* Work to do: Write out every entry precisely as given, leaving the pictures out.

* Data for this task:
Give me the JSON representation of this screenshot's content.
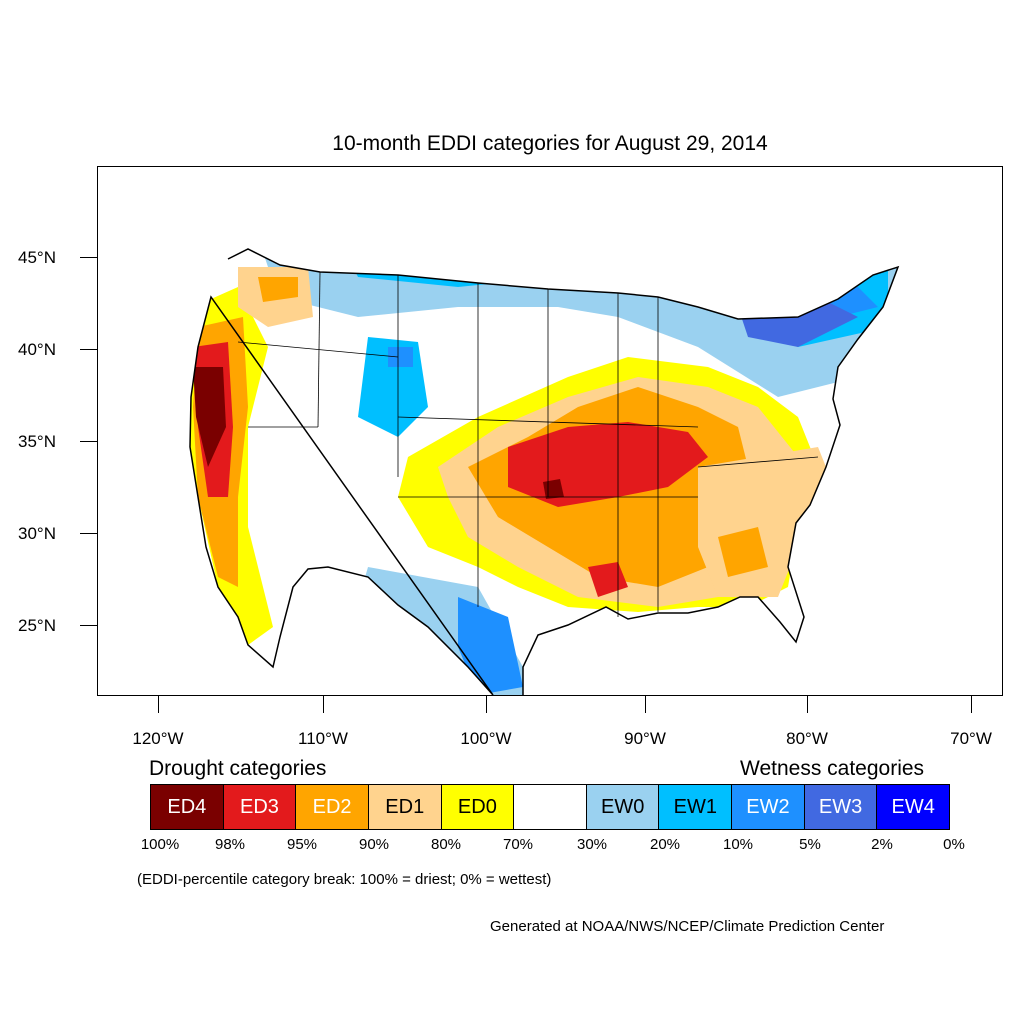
{
  "title": "10-month EDDI categories for August 29, 2014",
  "lat_labels": [
    "45°N",
    "40°N",
    "35°N",
    "30°N",
    "25°N"
  ],
  "lon_labels": [
    "120°W",
    "110°W",
    "100°W",
    "90°W",
    "80°W",
    "70°W"
  ],
  "drought_title": "Drought categories",
  "wetness_title": "Wetness categories",
  "legend": [
    {
      "label": "ED4",
      "color": "#7a0000",
      "text_color": "#ffffff"
    },
    {
      "label": "ED3",
      "color": "#e31a1c",
      "text_color": "#ffffff"
    },
    {
      "label": "ED2",
      "color": "#ffa500",
      "text_color": "#ffffff"
    },
    {
      "label": "ED1",
      "color": "#ffd38e",
      "text_color": "#000000"
    },
    {
      "label": "ED0",
      "color": "#ffff00",
      "text_color": "#000000"
    },
    {
      "label": "",
      "color": "#ffffff",
      "text_color": "#000000"
    },
    {
      "label": "EW0",
      "color": "#9ad1f0",
      "text_color": "#000000"
    },
    {
      "label": "EW1",
      "color": "#00bfff",
      "text_color": "#000000"
    },
    {
      "label": "EW2",
      "color": "#1e90ff",
      "text_color": "#ffffff"
    },
    {
      "label": "EW3",
      "color": "#4169e1",
      "text_color": "#ffffff"
    },
    {
      "label": "EW4",
      "color": "#0000ff",
      "text_color": "#ffffff"
    }
  ],
  "percent_breaks": [
    "100%",
    "98%",
    "95%",
    "90%",
    "80%",
    "70%",
    "30%",
    "20%",
    "10%",
    "5%",
    "2%",
    "0%"
  ],
  "note": "(EDDI-percentile category break: 100% = driest; 0% = wettest)",
  "credit": "Generated at NOAA/NWS/NCEP/Climate Prediction Center"
}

* Output for this task:
Give me the JSON representation of this screenshot's content.
{
  "title": "10-month EDDI categories for August 29, 2014",
  "lat_labels": [
    "45°N",
    "40°N",
    "35°N",
    "30°N",
    "25°N"
  ],
  "lon_labels": [
    "120°W",
    "110°W",
    "100°W",
    "90°W",
    "80°W",
    "70°W"
  ],
  "drought_title": "Drought categories",
  "wetness_title": "Wetness categories",
  "legend": [
    {
      "label": "ED4",
      "color": "#7a0000",
      "text_color": "#ffffff"
    },
    {
      "label": "ED3",
      "color": "#e31a1c",
      "text_color": "#ffffff"
    },
    {
      "label": "ED2",
      "color": "#ffa500",
      "text_color": "#ffffff"
    },
    {
      "label": "ED1",
      "color": "#ffd38e",
      "text_color": "#000000"
    },
    {
      "label": "ED0",
      "color": "#ffff00",
      "text_color": "#000000"
    },
    {
      "label": "",
      "color": "#ffffff",
      "text_color": "#000000"
    },
    {
      "label": "EW0",
      "color": "#9ad1f0",
      "text_color": "#000000"
    },
    {
      "label": "EW1",
      "color": "#00bfff",
      "text_color": "#000000"
    },
    {
      "label": "EW2",
      "color": "#1e90ff",
      "text_color": "#ffffff"
    },
    {
      "label": "EW3",
      "color": "#4169e1",
      "text_color": "#ffffff"
    },
    {
      "label": "EW4",
      "color": "#0000ff",
      "text_color": "#ffffff"
    }
  ],
  "percent_breaks": [
    "100%",
    "98%",
    "95%",
    "90%",
    "80%",
    "70%",
    "30%",
    "20%",
    "10%",
    "5%",
    "2%",
    "0%"
  ],
  "note": "(EDDI-percentile category break: 100% = driest; 0% = wettest)",
  "credit": "Generated at NOAA/NWS/NCEP/Climate Prediction Center"
}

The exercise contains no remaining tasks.